## Requirements
Express the stretch from the line containing "Identify all the" through the line containing "- note-remove-subscript: 8: [632, 640, 641, 658]" as a two-column CSV with the headers entry_text and entry_answer. Give one row per entry, with each field in double quotation marks and its line breaks replaced by spaces.

## Given entries

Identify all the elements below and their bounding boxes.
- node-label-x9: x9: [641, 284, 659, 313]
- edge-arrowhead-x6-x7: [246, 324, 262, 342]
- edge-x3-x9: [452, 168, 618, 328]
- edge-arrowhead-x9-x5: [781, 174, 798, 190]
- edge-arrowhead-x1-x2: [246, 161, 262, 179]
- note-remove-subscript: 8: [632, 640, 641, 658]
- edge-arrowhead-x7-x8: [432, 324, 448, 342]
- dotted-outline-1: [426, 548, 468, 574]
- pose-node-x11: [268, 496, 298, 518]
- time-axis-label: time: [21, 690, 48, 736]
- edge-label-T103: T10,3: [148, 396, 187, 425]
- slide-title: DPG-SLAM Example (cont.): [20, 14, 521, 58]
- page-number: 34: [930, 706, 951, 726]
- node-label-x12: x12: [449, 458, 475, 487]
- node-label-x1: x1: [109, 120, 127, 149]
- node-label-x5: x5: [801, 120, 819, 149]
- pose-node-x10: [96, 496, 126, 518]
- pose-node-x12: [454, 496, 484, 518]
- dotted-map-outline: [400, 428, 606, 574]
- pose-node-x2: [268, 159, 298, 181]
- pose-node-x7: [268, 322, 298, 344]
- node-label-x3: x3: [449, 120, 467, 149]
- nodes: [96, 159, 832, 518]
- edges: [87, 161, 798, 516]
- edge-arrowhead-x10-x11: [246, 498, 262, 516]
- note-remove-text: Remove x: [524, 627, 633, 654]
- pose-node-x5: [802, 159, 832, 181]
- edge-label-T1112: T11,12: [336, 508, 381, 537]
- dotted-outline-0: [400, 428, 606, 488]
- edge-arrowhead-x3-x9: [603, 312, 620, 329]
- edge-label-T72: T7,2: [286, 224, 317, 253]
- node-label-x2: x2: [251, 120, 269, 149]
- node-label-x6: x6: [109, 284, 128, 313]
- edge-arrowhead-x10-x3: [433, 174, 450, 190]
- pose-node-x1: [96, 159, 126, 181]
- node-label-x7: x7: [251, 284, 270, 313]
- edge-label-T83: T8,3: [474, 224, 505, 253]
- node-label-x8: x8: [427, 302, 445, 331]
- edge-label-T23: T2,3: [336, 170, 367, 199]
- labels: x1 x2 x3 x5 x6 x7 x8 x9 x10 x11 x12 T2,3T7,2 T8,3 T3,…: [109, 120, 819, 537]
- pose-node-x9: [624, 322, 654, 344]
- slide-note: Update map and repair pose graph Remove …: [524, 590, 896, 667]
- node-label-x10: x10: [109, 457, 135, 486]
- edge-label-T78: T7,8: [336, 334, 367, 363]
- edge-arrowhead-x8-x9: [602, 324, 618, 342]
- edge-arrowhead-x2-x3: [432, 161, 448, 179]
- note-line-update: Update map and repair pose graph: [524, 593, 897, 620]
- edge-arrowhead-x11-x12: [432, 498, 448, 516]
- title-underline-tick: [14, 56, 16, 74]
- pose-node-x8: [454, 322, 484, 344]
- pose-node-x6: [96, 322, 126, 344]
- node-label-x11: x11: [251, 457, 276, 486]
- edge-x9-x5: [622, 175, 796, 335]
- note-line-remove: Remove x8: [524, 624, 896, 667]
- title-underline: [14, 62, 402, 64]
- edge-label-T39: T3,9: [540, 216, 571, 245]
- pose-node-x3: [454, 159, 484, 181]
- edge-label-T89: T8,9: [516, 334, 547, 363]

* * *

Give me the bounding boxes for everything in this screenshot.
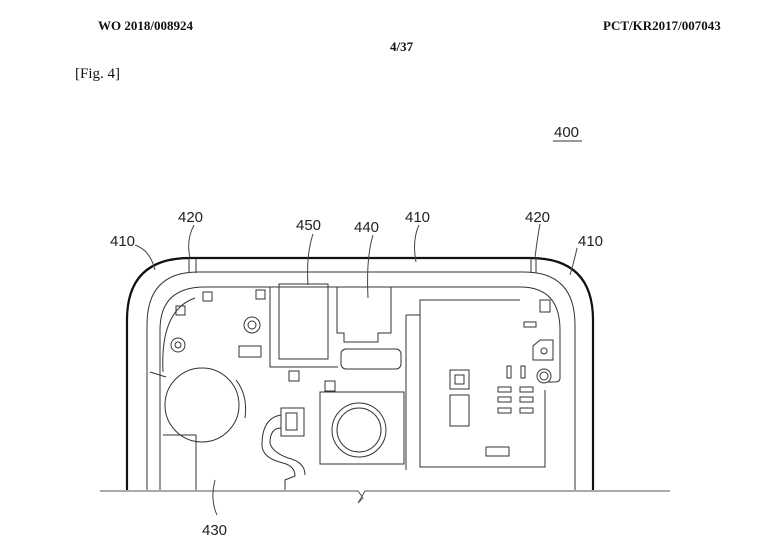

## Task response
entry_text,entry_answer
"Identify all the elements below and their bounding boxes.","- node-label-x9: x9: [641, 284, 659, 313] - edge-arrowhead-x6-x7: [246, 324, 262, 342] - edge-x3-x9: [452, 168, 618, 328] - edge-arrowhead-x9-x5: [781, 174, 798, 190] - edge-arrowhead-x1-x2: [246, 161, 262, 179] - note-remove-subscript: 8: [632, 640, 641, 658]"